_Given problem_. Provide an exact copy of the data, excluding the images.

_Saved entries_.
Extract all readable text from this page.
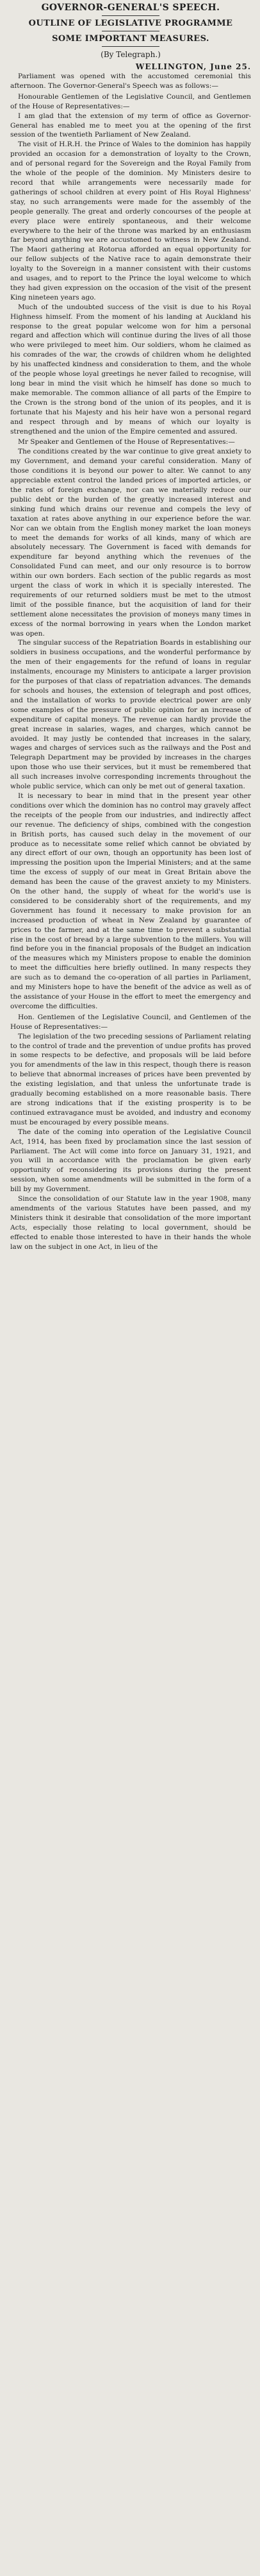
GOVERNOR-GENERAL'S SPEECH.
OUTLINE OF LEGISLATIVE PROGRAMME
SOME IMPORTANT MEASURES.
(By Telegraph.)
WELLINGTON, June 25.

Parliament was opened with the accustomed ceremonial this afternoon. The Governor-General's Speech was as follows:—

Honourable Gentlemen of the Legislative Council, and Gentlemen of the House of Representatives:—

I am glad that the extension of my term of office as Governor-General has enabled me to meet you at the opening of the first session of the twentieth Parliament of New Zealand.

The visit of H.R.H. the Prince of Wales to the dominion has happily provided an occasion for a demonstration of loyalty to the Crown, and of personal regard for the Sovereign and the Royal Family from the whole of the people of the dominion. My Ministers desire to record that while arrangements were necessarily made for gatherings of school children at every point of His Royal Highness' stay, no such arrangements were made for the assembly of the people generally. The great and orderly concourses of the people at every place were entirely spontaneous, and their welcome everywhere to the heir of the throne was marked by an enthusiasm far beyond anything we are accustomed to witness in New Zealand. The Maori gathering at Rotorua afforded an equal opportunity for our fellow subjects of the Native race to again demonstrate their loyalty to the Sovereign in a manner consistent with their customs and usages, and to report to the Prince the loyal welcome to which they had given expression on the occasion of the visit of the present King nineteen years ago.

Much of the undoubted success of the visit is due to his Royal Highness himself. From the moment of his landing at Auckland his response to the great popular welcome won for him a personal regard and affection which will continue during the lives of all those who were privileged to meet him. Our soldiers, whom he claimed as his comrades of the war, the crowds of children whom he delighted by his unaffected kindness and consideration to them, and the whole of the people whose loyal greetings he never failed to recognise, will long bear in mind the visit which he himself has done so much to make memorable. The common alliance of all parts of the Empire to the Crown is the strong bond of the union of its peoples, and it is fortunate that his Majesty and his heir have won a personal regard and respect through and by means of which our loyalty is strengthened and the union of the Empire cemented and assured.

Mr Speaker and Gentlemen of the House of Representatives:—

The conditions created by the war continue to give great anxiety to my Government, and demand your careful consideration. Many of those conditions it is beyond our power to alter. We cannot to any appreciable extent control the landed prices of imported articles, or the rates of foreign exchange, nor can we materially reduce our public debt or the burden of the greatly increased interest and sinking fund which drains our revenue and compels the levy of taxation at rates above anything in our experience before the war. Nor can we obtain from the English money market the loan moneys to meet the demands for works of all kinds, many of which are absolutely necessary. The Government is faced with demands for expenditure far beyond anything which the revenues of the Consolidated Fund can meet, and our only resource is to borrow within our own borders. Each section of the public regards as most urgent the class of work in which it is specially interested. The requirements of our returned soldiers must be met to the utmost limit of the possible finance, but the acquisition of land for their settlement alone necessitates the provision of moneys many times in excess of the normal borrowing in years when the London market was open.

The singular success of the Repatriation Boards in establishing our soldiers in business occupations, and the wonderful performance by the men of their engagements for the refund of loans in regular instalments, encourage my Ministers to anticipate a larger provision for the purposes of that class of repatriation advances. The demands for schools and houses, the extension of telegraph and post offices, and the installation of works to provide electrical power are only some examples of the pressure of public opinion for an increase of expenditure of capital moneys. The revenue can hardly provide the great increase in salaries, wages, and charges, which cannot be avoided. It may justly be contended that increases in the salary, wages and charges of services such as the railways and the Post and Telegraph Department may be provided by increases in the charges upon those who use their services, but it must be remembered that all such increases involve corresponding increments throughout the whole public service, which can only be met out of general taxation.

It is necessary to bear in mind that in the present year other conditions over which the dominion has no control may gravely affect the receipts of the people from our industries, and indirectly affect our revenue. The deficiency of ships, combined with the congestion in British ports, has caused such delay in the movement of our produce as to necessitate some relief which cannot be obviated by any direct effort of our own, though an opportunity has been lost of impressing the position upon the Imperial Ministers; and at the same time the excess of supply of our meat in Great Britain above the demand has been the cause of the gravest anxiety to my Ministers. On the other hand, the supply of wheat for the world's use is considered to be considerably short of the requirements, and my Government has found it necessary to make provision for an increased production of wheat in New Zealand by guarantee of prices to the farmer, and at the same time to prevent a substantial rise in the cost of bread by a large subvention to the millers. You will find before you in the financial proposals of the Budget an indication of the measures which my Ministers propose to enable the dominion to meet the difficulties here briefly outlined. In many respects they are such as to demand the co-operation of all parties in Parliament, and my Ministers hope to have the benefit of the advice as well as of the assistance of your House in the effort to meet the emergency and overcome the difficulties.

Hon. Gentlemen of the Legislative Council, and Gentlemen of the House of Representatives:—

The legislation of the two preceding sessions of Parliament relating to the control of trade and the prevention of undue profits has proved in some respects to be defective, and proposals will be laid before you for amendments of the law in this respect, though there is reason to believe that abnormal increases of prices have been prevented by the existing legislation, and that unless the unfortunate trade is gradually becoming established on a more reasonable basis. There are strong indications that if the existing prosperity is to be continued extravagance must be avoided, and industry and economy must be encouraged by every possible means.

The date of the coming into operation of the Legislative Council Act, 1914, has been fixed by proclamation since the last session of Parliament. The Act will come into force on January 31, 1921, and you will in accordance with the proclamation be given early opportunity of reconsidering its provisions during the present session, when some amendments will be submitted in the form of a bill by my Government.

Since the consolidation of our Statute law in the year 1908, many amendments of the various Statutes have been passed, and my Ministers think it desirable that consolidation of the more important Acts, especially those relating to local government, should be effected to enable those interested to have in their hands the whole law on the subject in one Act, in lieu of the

_Solution_.
Extract all readable text from this page.
GOVERNOR-GENERAL'S SPEECH.
OUTLINE OF LEGISLATIVE PROGRAMME
SOME IMPORTANT MEASURES.
(By Telegraph.)
WELLINGTON, June 25.

Parliament was opened with the accustomed ceremonial this afternoon. The Governor-General's Speech was as follows:—

Honourable Gentlemen of the Legislative Council, and Gentlemen of the House of Representatives:—

I am glad that the extension of my term of office as Governor-General has enabled me to meet you at the opening of the first session of the twentieth Parliament of New Zealand.

The visit of H.R.H. the Prince of Wales to the dominion has happily provided an occasion for a demonstration of loyalty to the Crown, and of personal regard for the Sovereign and the Royal Family from the whole of the people of the dominion. My Ministers desire to record that while arrangements were necessarily made for gatherings of school children at every point of His Royal Highness' stay, no such arrangements were made for the assembly of the people generally. The great and orderly concourses of the people at every place were entirely spontaneous, and their welcome everywhere to the heir of the throne was marked by an enthusiasm far beyond anything we are accustomed to witness in New Zealand. The Maori gathering at Rotorua afforded an equal opportunity for our fellow subjects of the Native race to again demonstrate their loyalty to the Sovereign in a manner consistent with their customs and usages, and to report to the Prince the loyal welcome to which they had given expression on the occasion of the visit of the present King nineteen years ago.

Much of the undoubted success of the visit is due to his Royal Highness himself. From the moment of his landing at Auckland his response to the great popular welcome won for him a personal regard and affection which will continue during the lives of all those who were privileged to meet him. Our soldiers, whom he claimed as his comrades of the war, the crowds of children whom he delighted by his unaffected kindness and consideration to them, and the whole of the people whose loyal greetings he never failed to recognise, will long bear in mind the visit which he himself has done so much to make memorable. The common alliance of all parts of the Empire to the Crown is the strong bond of the union of its peoples, and it is fortunate that his Majesty and his heir have won a personal regard and respect through and by means of which our loyalty is strengthened and the union of the Empire cemented and assured.

Mr Speaker and Gentlemen of the House of Representatives:—

The conditions created by the war continue to give great anxiety to my Government, and demand your careful consideration. Many of those conditions it is beyond our power to alter. We cannot to any appreciable extent control the landed prices of imported articles, or the rates of foreign exchange, nor can we materially reduce our public debt or the burden of the greatly increased interest and sinking fund which drains our revenue and compels the levy of taxation at rates above anything in our experience before the war. Nor can we obtain from the English money market the loan moneys to meet the demands for works of all kinds, many of which are absolutely necessary. The Government is faced with demands for expenditure far beyond anything which the revenues of the Consolidated Fund can meet, and our only resource is to borrow within our own borders. Each section of the public regards as most urgent the class of work in which it is specially interested. The requirements of our returned soldiers must be met to the utmost limit of the possible finance, but the acquisition of land for their settlement alone necessitates the provision of moneys many times in excess of the normal borrowing in years when the London market was open.

The singular success of the Repatriation Boards in establishing our soldiers in business occupations, and the wonderful performance by the men of their engagements for the refund of loans in regular instalments, encourage my Ministers to anticipate a larger provision for the purposes of that class of repatriation advances. The demands for schools and houses, the extension of telegraph and post offices, and the installation of works to provide electrical power are only some examples of the pressure of public opinion for an increase of expenditure of capital moneys. The revenue can hardly provide the great increase in salaries, wages, and charges, which cannot be avoided. It may justly be contended that increases in the salary, wages and charges of services such as the railways and the Post and Telegraph Department may be provided by increases in the charges upon those who use their services, but it must be remembered that all such increases involve corresponding increments throughout the whole public service, which can only be met out of general taxation.

It is necessary to bear in mind that in the present year other conditions over which the dominion has no control may gravely affect the receipts of the people from our industries, and indirectly affect our revenue. The deficiency of ships, combined with the congestion in British ports, has caused such delay in the movement of our produce as to necessitate some relief which cannot be obviated by any direct effort of our own, though an opportunity has been lost of impressing the position upon the Imperial Ministers; and at the same time the excess of supply of our meat in Great Britain above the demand has been the cause of the gravest anxiety to my Ministers. On the other hand, the supply of wheat for the world's use is considered to be considerably short of the requirements, and my Government has found it necessary to make provision for an increased production of wheat in New Zealand by guarantee of prices to the farmer, and at the same time to prevent a substantial rise in the cost of bread by a large subvention to the millers. You will find before you in the financial proposals of the Budget an indication of the measures which my Ministers propose to enable the dominion to meet the difficulties here briefly outlined. In many respects they are such as to demand the co-operation of all parties in Parliament, and my Ministers hope to have the benefit of the advice as well as of the assistance of your House in the effort to meet the emergency and overcome the difficulties.

Hon. Gentlemen of the Legislative Council, and Gentlemen of the House of Representatives:—

The legislation of the two preceding sessions of Parliament relating to the control of trade and the prevention of undue profits has proved in some respects to be defective, and proposals will be laid before you for amendments of the law in this respect, though there is reason to believe that abnormal increases of prices have been prevented by the existing legislation, and that unless the unfortunate trade is gradually becoming established on a more reasonable basis. There are strong indications that if the existing prosperity is to be continued extravagance must be avoided, and industry and economy must be encouraged by every possible means.

The date of the coming into operation of the Legislative Council Act, 1914, has been fixed by proclamation since the last session of Parliament. The Act will come into force on January 31, 1921, and you will in accordance with the proclamation be given early opportunity of reconsidering its provisions during the present session, when some amendments will be submitted in the form of a bill by my Government.

Since the consolidation of our Statute law in the year 1908, many amendments of the various Statutes have been passed, and my Ministers think it desirable that consolidation of the more important Acts, especially those relating to local government, should be effected to enable those interested to have in their hands the whole law on the subject in one Act, in lieu of the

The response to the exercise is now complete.